Problem requirements: Copy out the part of the data that opens with the line containing "step-instruction: 5. Enter" and closes with the line containing "206, 384, 214]", including both of those lines. Reproduce each line without changes.

Layout region records

— START —

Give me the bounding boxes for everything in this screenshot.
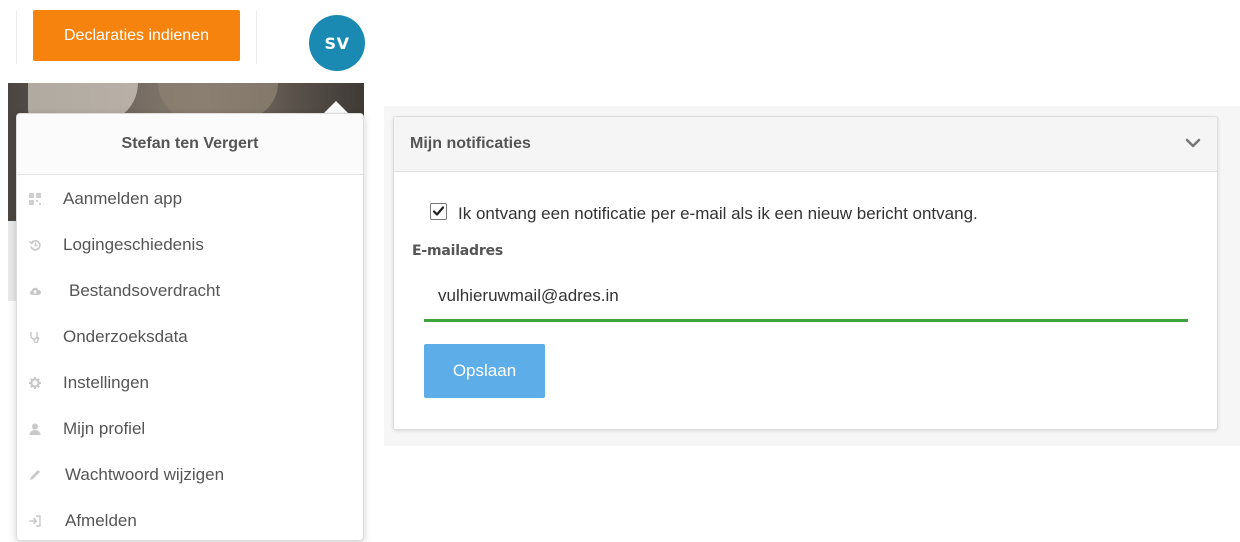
avatar[interactable]: SV xyxy=(309,15,365,71)
save-button[interactable]: Opslaan xyxy=(424,344,545,398)
dropdown-arrow xyxy=(324,101,348,113)
panel-title: Mijn notificaties xyxy=(410,135,531,152)
menu-item-label: Wachtwoord wijzigen xyxy=(65,465,225,484)
notifications-panel: Mijn notificaties Ik ontvang een notific… xyxy=(393,116,1218,430)
qr-grid-icon xyxy=(29,193,41,205)
left-column: Declaraties indienen SV Stefan ten Verge… xyxy=(0,0,372,542)
menu-item-label: Instellingen xyxy=(63,373,150,392)
menu-item-label: Aanmelden app xyxy=(63,189,183,208)
panel-header[interactable]: Mijn notificaties xyxy=(394,117,1217,172)
sign-out-icon xyxy=(29,515,41,527)
menu-item-onderzoeksdata[interactable]: Onderzoeksdata xyxy=(17,322,363,352)
menu-item-bestandsoverdracht[interactable]: Bestandsoverdracht xyxy=(17,276,363,306)
menu-item-label: Onderzoeksdata xyxy=(63,327,188,346)
cloud-upload-icon xyxy=(30,287,41,295)
menu-item-mijn-profiel[interactable]: Mijn profiel xyxy=(17,414,363,444)
stethoscope-icon xyxy=(30,332,40,343)
menu-item-logingeschiedenis[interactable]: Logingeschiedenis xyxy=(17,230,363,260)
chevron-down-icon[interactable] xyxy=(1185,137,1201,149)
topbar-divider xyxy=(16,10,17,64)
menu-item-label: Bestandsoverdracht xyxy=(69,281,221,300)
menu-item-instellingen[interactable]: Instellingen xyxy=(17,368,363,398)
menu-item-aanmelden-app[interactable]: Aanmelden app xyxy=(17,184,363,214)
topbar-divider xyxy=(256,10,257,64)
checkmark-icon xyxy=(432,206,445,216)
email-field-label: E-mailadres xyxy=(412,243,504,259)
user-icon xyxy=(29,423,41,435)
menu-item-wachtwoord-wijzigen[interactable]: Wachtwoord wijzigen xyxy=(17,460,363,490)
history-icon xyxy=(29,240,41,251)
menu-item-label: Afmelden xyxy=(65,511,137,530)
background-fill xyxy=(8,221,16,301)
menu-item-afmelden[interactable]: Afmelden xyxy=(17,506,363,536)
pencil-icon xyxy=(30,470,40,480)
user-menu-dropdown: Stefan ten Vergert Aanmelden app Loginge… xyxy=(16,113,364,541)
email-notification-checkbox[interactable] xyxy=(430,203,447,220)
menu-item-label: Mijn profiel xyxy=(63,419,146,438)
declaraties-indienen-button[interactable]: Declaraties indienen xyxy=(33,10,240,61)
menu-item-label: Logingeschiedenis xyxy=(63,235,204,254)
user-menu-name: Stefan ten Vergert xyxy=(17,114,363,175)
email-notification-label: Ik ontvang een notificatie per e-mail al… xyxy=(458,204,978,223)
gear-icon xyxy=(29,377,41,389)
email-field[interactable] xyxy=(424,272,1188,322)
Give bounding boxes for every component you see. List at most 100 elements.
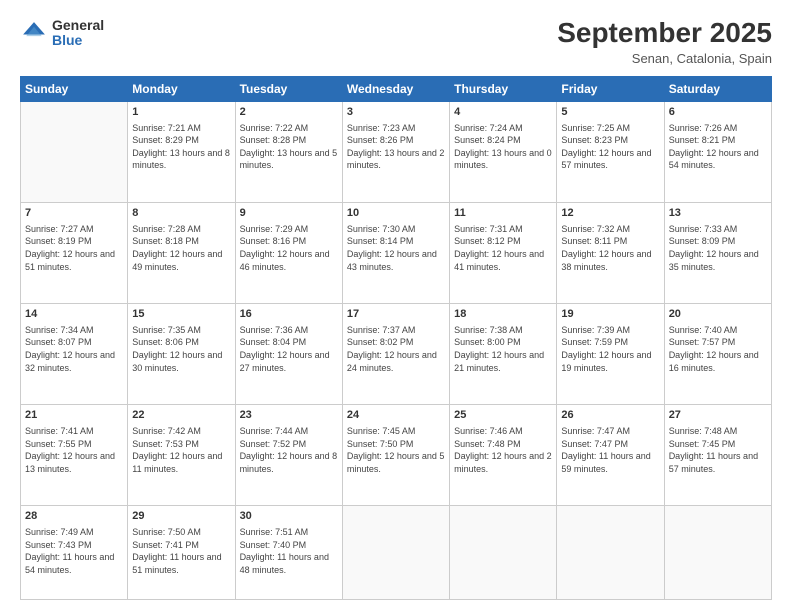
day-number: 14 — [25, 307, 123, 322]
weekday-header: Thursday — [450, 76, 557, 101]
day-detail: Sunrise: 7:35 AMSunset: 8:06 PMDaylight:… — [132, 324, 230, 374]
day-detail: Sunrise: 7:32 AMSunset: 8:11 PMDaylight:… — [561, 223, 659, 273]
calendar-cell — [21, 101, 128, 202]
day-detail: Sunrise: 7:39 AMSunset: 7:59 PMDaylight:… — [561, 324, 659, 374]
day-number: 29 — [132, 509, 230, 524]
calendar-cell: 16 Sunrise: 7:36 AMSunset: 8:04 PMDayligh… — [235, 303, 342, 404]
day-number: 4 — [454, 105, 552, 120]
calendar-cell: 28 Sunrise: 7:49 AMSunset: 7:43 PMDayligh… — [21, 506, 128, 600]
calendar-cell: 21Sunrise: 7:41 AMSunset: 7:55 PMDayligh… — [21, 405, 128, 506]
calendar-cell: 29 Sunrise: 7:50 AMSunset: 7:41 PMDayligh… — [128, 506, 235, 600]
day-number: 3 — [347, 105, 445, 120]
day-detail: Sunrise: 7:36 AMSunset: 8:04 PMDaylight:… — [240, 324, 338, 374]
weekday-header: Friday — [557, 76, 664, 101]
day-detail: Sunrise: 7:31 AMSunset: 8:12 PMDaylight:… — [454, 223, 552, 273]
calendar-week-row: 7 Sunrise: 7:27 AMSunset: 8:19 PMDaylight… — [21, 202, 772, 303]
day-number: 28 — [25, 509, 123, 524]
day-detail: Sunrise: 7:45 AMSunset: 7:50 PMDaylight:… — [347, 425, 445, 475]
day-detail: Sunrise: 7:50 AMSunset: 7:41 PMDaylight:… — [132, 526, 230, 576]
calendar-cell: 17 Sunrise: 7:37 AMSunset: 8:02 PMDayligh… — [342, 303, 449, 404]
day-number: 23 — [240, 408, 338, 423]
calendar-cell: 5 Sunrise: 7:25 AMSunset: 8:23 PMDaylight… — [557, 101, 664, 202]
day-number: 10 — [347, 206, 445, 221]
calendar-cell: 2Sunrise: 7:22 AMSunset: 8:28 PMDaylight… — [235, 101, 342, 202]
day-number: 16 — [240, 307, 338, 322]
day-number: 30 — [240, 509, 338, 524]
calendar-cell: 27 Sunrise: 7:48 AMSunset: 7:45 PMDayligh… — [664, 405, 771, 506]
weekday-header: Sunday — [21, 76, 128, 101]
subtitle: Senan, Catalonia, Spain — [557, 51, 772, 66]
day-number: 26 — [561, 408, 659, 423]
day-detail: Sunrise: 7:47 AMSunset: 7:47 PMDaylight:… — [561, 425, 659, 475]
day-number: 15 — [132, 307, 230, 322]
day-number: 24 — [347, 408, 445, 423]
day-detail: Sunrise: 7:37 AMSunset: 8:02 PMDaylight:… — [347, 324, 445, 374]
calendar-cell: 8 Sunrise: 7:28 AMSunset: 8:18 PMDaylight… — [128, 202, 235, 303]
day-number: 11 — [454, 206, 552, 221]
day-number: 2 — [240, 105, 338, 120]
day-detail: Sunrise: 7:27 AMSunset: 8:19 PMDaylight:… — [25, 223, 123, 273]
day-detail: Sunrise: 7:49 AMSunset: 7:43 PMDaylight:… — [25, 526, 123, 576]
day-number: 6 — [669, 105, 767, 120]
calendar-cell: 14 Sunrise: 7:34 AMSunset: 8:07 PMDayligh… — [21, 303, 128, 404]
calendar-cell: 7 Sunrise: 7:27 AMSunset: 8:19 PMDaylight… — [21, 202, 128, 303]
calendar-cell: 4 Sunrise: 7:24 AMSunset: 8:24 PMDaylight… — [450, 101, 557, 202]
day-number: 19 — [561, 307, 659, 322]
day-number: 25 — [454, 408, 552, 423]
calendar-cell: 24 Sunrise: 7:45 AMSunset: 7:50 PMDayligh… — [342, 405, 449, 506]
calendar-cell: 1Sunrise: 7:21 AMSunset: 8:29 PMDaylight… — [128, 101, 235, 202]
day-detail: Sunrise: 7:40 AMSunset: 7:57 PMDaylight:… — [669, 324, 767, 374]
calendar-cell: 23Sunrise: 7:44 AMSunset: 7:52 PMDayligh… — [235, 405, 342, 506]
calendar-cell: 3 Sunrise: 7:23 AMSunset: 8:26 PMDaylight… — [342, 101, 449, 202]
calendar-cell — [342, 506, 449, 600]
day-number: 18 — [454, 307, 552, 322]
calendar-cell: 15 Sunrise: 7:35 AMSunset: 8:06 PMDayligh… — [128, 303, 235, 404]
calendar-cell: 26 Sunrise: 7:47 AMSunset: 7:47 PMDayligh… — [557, 405, 664, 506]
calendar-week-row: 1Sunrise: 7:21 AMSunset: 8:29 PMDaylight… — [21, 101, 772, 202]
calendar-cell — [664, 506, 771, 600]
day-detail: Sunrise: 7:21 AMSunset: 8:29 PMDaylight:… — [132, 122, 230, 172]
calendar-cell: 20 Sunrise: 7:40 AMSunset: 7:57 PMDayligh… — [664, 303, 771, 404]
day-number: 9 — [240, 206, 338, 221]
logo: General Blue — [20, 18, 104, 49]
calendar-cell: 11 Sunrise: 7:31 AMSunset: 8:12 PMDayligh… — [450, 202, 557, 303]
calendar-header-row: SundayMondayTuesdayWednesdayThursdayFrid… — [21, 76, 772, 101]
day-detail: Sunrise: 7:33 AMSunset: 8:09 PMDaylight:… — [669, 223, 767, 273]
calendar-cell: 22Sunrise: 7:42 AMSunset: 7:53 PMDayligh… — [128, 405, 235, 506]
weekday-header: Saturday — [664, 76, 771, 101]
day-detail: Sunrise: 7:34 AMSunset: 8:07 PMDaylight:… — [25, 324, 123, 374]
calendar-cell: 6 Sunrise: 7:26 AMSunset: 8:21 PMDaylight… — [664, 101, 771, 202]
calendar-cell: 19 Sunrise: 7:39 AMSunset: 7:59 PMDayligh… — [557, 303, 664, 404]
day-detail: Sunrise: 7:30 AMSunset: 8:14 PMDaylight:… — [347, 223, 445, 273]
calendar-cell: 13Sunrise: 7:33 AMSunset: 8:09 PMDayligh… — [664, 202, 771, 303]
day-detail: Sunrise: 7:29 AMSunset: 8:16 PMDaylight:… — [240, 223, 338, 273]
calendar-week-row: 14 Sunrise: 7:34 AMSunset: 8:07 PMDayligh… — [21, 303, 772, 404]
logo-text: General Blue — [52, 18, 104, 49]
day-number: 17 — [347, 307, 445, 322]
day-detail: Sunrise: 7:28 AMSunset: 8:18 PMDaylight:… — [132, 223, 230, 273]
day-detail: Sunrise: 7:51 AMSunset: 7:40 PMDaylight:… — [240, 526, 338, 576]
calendar-week-row: 21Sunrise: 7:41 AMSunset: 7:55 PMDayligh… — [21, 405, 772, 506]
day-number: 20 — [669, 307, 767, 322]
day-number: 8 — [132, 206, 230, 221]
day-detail: Sunrise: 7:24 AMSunset: 8:24 PMDaylight:… — [454, 122, 552, 172]
page: General Blue September 2025 Senan, Catal… — [0, 0, 792, 612]
day-detail: Sunrise: 7:25 AMSunset: 8:23 PMDaylight:… — [561, 122, 659, 172]
day-detail: Sunrise: 7:26 AMSunset: 8:21 PMDaylight:… — [669, 122, 767, 172]
day-detail: Sunrise: 7:41 AMSunset: 7:55 PMDaylight:… — [25, 425, 123, 475]
day-detail: Sunrise: 7:48 AMSunset: 7:45 PMDaylight:… — [669, 425, 767, 475]
logo-icon — [20, 19, 48, 47]
calendar-cell: 18Sunrise: 7:38 AMSunset: 8:00 PMDayligh… — [450, 303, 557, 404]
day-detail: Sunrise: 7:46 AMSunset: 7:48 PMDaylight:… — [454, 425, 552, 475]
day-number: 27 — [669, 408, 767, 423]
title-block: September 2025 Senan, Catalonia, Spain — [557, 18, 772, 66]
logo-line2: Blue — [52, 33, 104, 48]
day-detail: Sunrise: 7:23 AMSunset: 8:26 PMDaylight:… — [347, 122, 445, 172]
day-number: 12 — [561, 206, 659, 221]
calendar-cell: 12 Sunrise: 7:32 AMSunset: 8:11 PMDayligh… — [557, 202, 664, 303]
weekday-header: Wednesday — [342, 76, 449, 101]
day-number: 7 — [25, 206, 123, 221]
calendar-cell: 30 Sunrise: 7:51 AMSunset: 7:40 PMDayligh… — [235, 506, 342, 600]
day-number: 5 — [561, 105, 659, 120]
calendar-cell: 9 Sunrise: 7:29 AMSunset: 8:16 PMDaylight… — [235, 202, 342, 303]
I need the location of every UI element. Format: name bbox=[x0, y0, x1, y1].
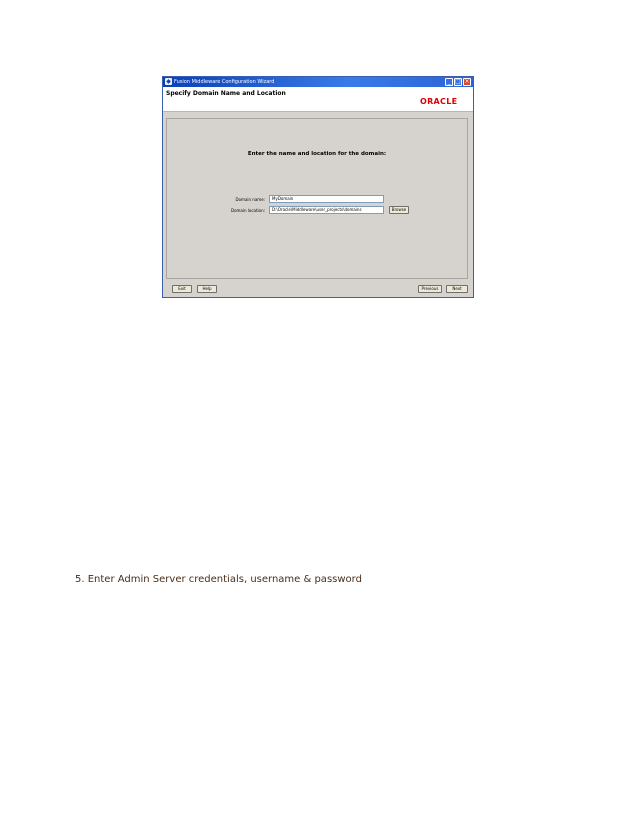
step-instruction: 5. Enter Admin Server credentials, usern… bbox=[75, 574, 362, 585]
close-icon[interactable]: × bbox=[463, 78, 471, 86]
app-icon: ◆ bbox=[165, 78, 172, 85]
domain-prompt: Enter the name and location for the doma… bbox=[247, 151, 387, 157]
next-button[interactable]: Next bbox=[446, 285, 468, 293]
domain-location-input[interactable]: D:\Oracle\Middleware\user_projects\domai… bbox=[269, 206, 384, 214]
content-panel: Enter the name and location for the doma… bbox=[166, 118, 468, 279]
help-button[interactable]: Help bbox=[197, 285, 217, 293]
exit-button[interactable]: Exit bbox=[172, 285, 192, 293]
config-wizard-window: ◆ Fusion Middleware Configuration Wizard… bbox=[162, 76, 474, 298]
page-title: Specify Domain Name and Location bbox=[166, 90, 286, 97]
domain-name-input[interactable]: MyDomain bbox=[269, 195, 384, 203]
browse-button[interactable]: Browse bbox=[389, 206, 409, 214]
domain-location-label: Domain location: bbox=[230, 208, 265, 213]
previous-button[interactable]: Previous bbox=[418, 285, 442, 293]
maximize-icon[interactable]: □ bbox=[454, 78, 462, 86]
wizard-header: Specify Domain Name and Location ORACLE bbox=[163, 87, 473, 112]
domain-name-label: Domain name: bbox=[235, 197, 265, 202]
minimize-icon[interactable]: _ bbox=[445, 78, 453, 86]
window-title: Fusion Middleware Configuration Wizard bbox=[174, 79, 275, 85]
title-bar[interactable]: ◆ Fusion Middleware Configuration Wizard… bbox=[163, 77, 473, 87]
oracle-logo: ORACLE bbox=[420, 97, 458, 106]
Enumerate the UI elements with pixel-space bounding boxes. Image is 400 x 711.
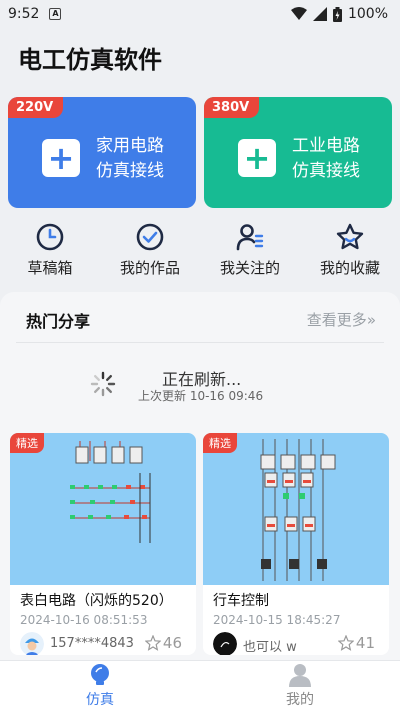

— END —

Result below:
step-instruction: 5. Enter Admin Server credentials, usern… bbox=[75, 574, 362, 585]
close-icon[interactable]: × bbox=[463, 78, 471, 86]
app-icon: ◆ bbox=[165, 78, 172, 85]
domain-prompt: Enter the name and location for the doma… bbox=[247, 151, 387, 157]
next-button[interactable]: Next bbox=[446, 285, 468, 293]
domain-location-input[interactable]: D:\Oracle\Middleware\user_projects\domai… bbox=[269, 206, 384, 214]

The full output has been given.